Problem details: Reproduce the following material exactly, including every line.
---------- Material supplied ----------
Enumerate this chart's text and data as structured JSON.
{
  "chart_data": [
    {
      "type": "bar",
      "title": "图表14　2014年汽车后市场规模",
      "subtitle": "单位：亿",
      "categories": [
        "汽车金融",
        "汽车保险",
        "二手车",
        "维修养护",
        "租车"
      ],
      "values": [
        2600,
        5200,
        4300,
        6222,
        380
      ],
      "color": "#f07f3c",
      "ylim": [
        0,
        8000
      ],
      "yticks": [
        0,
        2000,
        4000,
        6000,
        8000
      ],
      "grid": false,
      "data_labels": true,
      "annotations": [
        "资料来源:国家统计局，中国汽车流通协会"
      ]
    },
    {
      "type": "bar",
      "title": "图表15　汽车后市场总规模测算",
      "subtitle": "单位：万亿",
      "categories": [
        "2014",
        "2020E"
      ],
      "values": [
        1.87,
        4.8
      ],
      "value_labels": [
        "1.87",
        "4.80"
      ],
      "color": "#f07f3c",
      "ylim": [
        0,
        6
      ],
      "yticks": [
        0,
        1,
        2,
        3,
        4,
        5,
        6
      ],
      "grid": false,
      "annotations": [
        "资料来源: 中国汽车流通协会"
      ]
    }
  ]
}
----------
The reply:
Enumerate this chart's text and data as structured JSON.
{
  "chart_data": [
    {
      "type": "bar",
      "title": "图表14　2014年汽车后市场规模",
      "subtitle": "单位：亿",
      "categories": [
        "汽车金融",
        "汽车保险",
        "二手车",
        "维修养护",
        "租车"
      ],
      "values": [
        2600,
        5200,
        4300,
        6222,
        380
      ],
      "color": "#f07f3c",
      "ylim": [
        0,
        8000
      ],
      "yticks": [
        0,
        2000,
        4000,
        6000,
        8000
      ],
      "grid": false,
      "data_labels": true,
      "annotations": [
        "资料来源:国家统计局，中国汽车流通协会"
      ]
    },
    {
      "type": "bar",
      "title": "图表15　汽车后市场总规模测算",
      "subtitle": "单位：万亿",
      "categories": [
        "2014",
        "2020E"
      ],
      "values": [
        1.87,
        4.8
      ],
      "value_labels": [
        "1.87",
        "4.80"
      ],
      "color": "#f07f3c",
      "ylim": [
        0,
        6
      ],
      "yticks": [
        0,
        1,
        2,
        3,
        4,
        5,
        6
      ],
      "grid": false,
      "annotations": [
        "资料来源: 中国汽车流通协会"
      ]
    }
  ]
}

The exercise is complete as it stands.